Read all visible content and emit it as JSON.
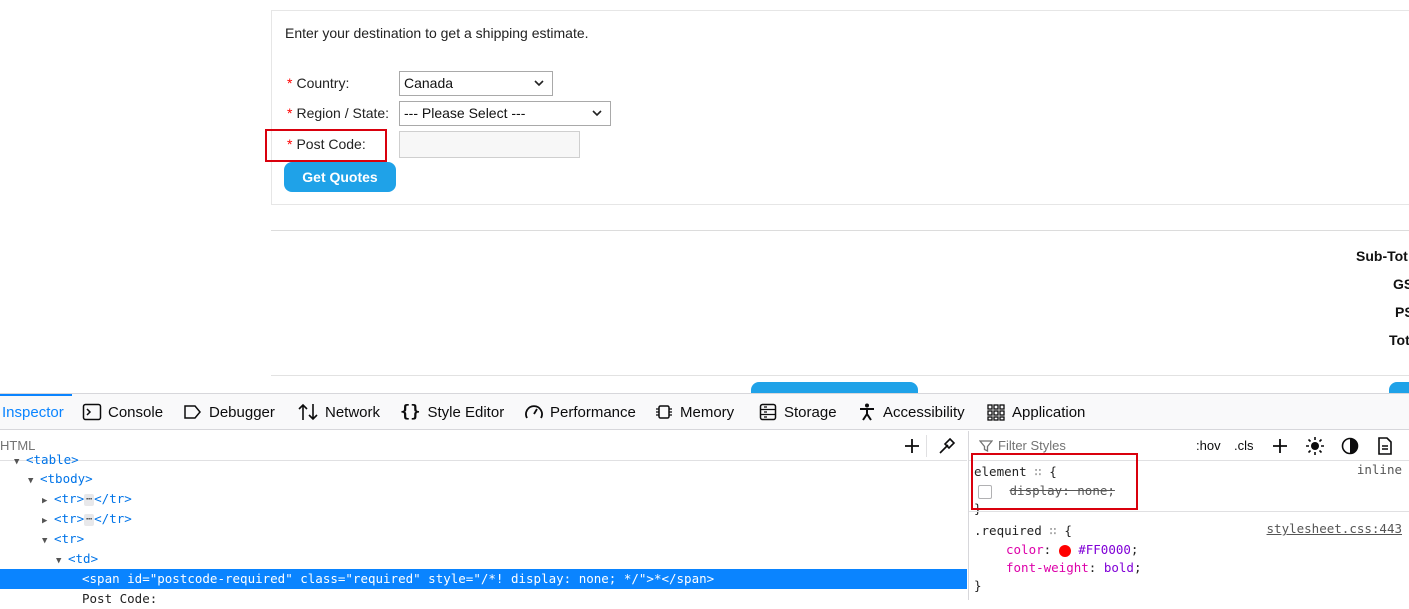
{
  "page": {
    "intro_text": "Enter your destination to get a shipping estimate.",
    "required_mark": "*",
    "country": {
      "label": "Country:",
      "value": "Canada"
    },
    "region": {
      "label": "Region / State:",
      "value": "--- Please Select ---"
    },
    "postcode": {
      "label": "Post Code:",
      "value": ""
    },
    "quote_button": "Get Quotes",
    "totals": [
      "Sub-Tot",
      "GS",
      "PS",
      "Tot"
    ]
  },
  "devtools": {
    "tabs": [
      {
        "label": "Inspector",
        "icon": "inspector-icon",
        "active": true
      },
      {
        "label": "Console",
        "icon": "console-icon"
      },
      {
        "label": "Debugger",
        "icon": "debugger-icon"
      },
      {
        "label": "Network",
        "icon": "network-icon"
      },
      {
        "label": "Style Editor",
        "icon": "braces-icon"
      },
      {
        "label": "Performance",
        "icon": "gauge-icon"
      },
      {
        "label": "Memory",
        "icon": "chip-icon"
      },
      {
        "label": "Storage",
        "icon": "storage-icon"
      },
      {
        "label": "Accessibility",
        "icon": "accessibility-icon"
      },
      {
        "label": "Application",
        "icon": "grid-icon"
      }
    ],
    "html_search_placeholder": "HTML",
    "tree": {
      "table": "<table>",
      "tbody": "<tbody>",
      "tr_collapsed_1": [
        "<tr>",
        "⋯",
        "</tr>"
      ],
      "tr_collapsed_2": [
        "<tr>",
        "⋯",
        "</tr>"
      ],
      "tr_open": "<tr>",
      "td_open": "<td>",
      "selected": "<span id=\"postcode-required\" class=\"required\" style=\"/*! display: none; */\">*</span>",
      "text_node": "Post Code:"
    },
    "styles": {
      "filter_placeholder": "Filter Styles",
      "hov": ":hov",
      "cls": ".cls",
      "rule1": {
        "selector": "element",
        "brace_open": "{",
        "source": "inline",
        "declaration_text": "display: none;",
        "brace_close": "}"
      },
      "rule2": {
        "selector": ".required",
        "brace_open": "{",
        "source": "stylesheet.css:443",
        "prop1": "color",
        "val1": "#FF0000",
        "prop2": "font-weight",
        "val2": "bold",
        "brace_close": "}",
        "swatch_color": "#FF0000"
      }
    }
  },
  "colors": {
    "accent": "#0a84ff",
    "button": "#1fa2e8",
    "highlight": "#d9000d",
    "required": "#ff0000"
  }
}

## Task directions:
Print out the lines exactly, skipping any picture.

## Solved exercise:
Read all visible content and emit it as JSON.
{
  "page": {
    "intro_text": "Enter your destination to get a shipping estimate.",
    "required_mark": "*",
    "country": {
      "label": "Country:",
      "value": "Canada"
    },
    "region": {
      "label": "Region / State:",
      "value": "--- Please Select ---"
    },
    "postcode": {
      "label": "Post Code:",
      "value": ""
    },
    "quote_button": "Get Quotes",
    "totals": [
      "Sub-Tot",
      "GS",
      "PS",
      "Tot"
    ]
  },
  "devtools": {
    "tabs": [
      {
        "label": "Inspector",
        "icon": "inspector-icon",
        "active": true
      },
      {
        "label": "Console",
        "icon": "console-icon"
      },
      {
        "label": "Debugger",
        "icon": "debugger-icon"
      },
      {
        "label": "Network",
        "icon": "network-icon"
      },
      {
        "label": "Style Editor",
        "icon": "braces-icon"
      },
      {
        "label": "Performance",
        "icon": "gauge-icon"
      },
      {
        "label": "Memory",
        "icon": "chip-icon"
      },
      {
        "label": "Storage",
        "icon": "storage-icon"
      },
      {
        "label": "Accessibility",
        "icon": "accessibility-icon"
      },
      {
        "label": "Application",
        "icon": "grid-icon"
      }
    ],
    "html_search_placeholder": "HTML",
    "tree": {
      "table": "<table>",
      "tbody": "<tbody>",
      "tr_collapsed_1": [
        "<tr>",
        "⋯",
        "</tr>"
      ],
      "tr_collapsed_2": [
        "<tr>",
        "⋯",
        "</tr>"
      ],
      "tr_open": "<tr>",
      "td_open": "<td>",
      "selected": "<span id=\"postcode-required\" class=\"required\" style=\"/*! display: none; */\">*</span>",
      "text_node": "Post Code:"
    },
    "styles": {
      "filter_placeholder": "Filter Styles",
      "hov": ":hov",
      "cls": ".cls",
      "rule1": {
        "selector": "element",
        "brace_open": "{",
        "source": "inline",
        "declaration_text": "display: none;",
        "brace_close": "}"
      },
      "rule2": {
        "selector": ".required",
        "brace_open": "{",
        "source": "stylesheet.css:443",
        "prop1": "color",
        "val1": "#FF0000",
        "prop2": "font-weight",
        "val2": "bold",
        "brace_close": "}",
        "swatch_color": "#FF0000"
      }
    }
  },
  "colors": {
    "accent": "#0a84ff",
    "button": "#1fa2e8",
    "highlight": "#d9000d",
    "required": "#ff0000"
  }
}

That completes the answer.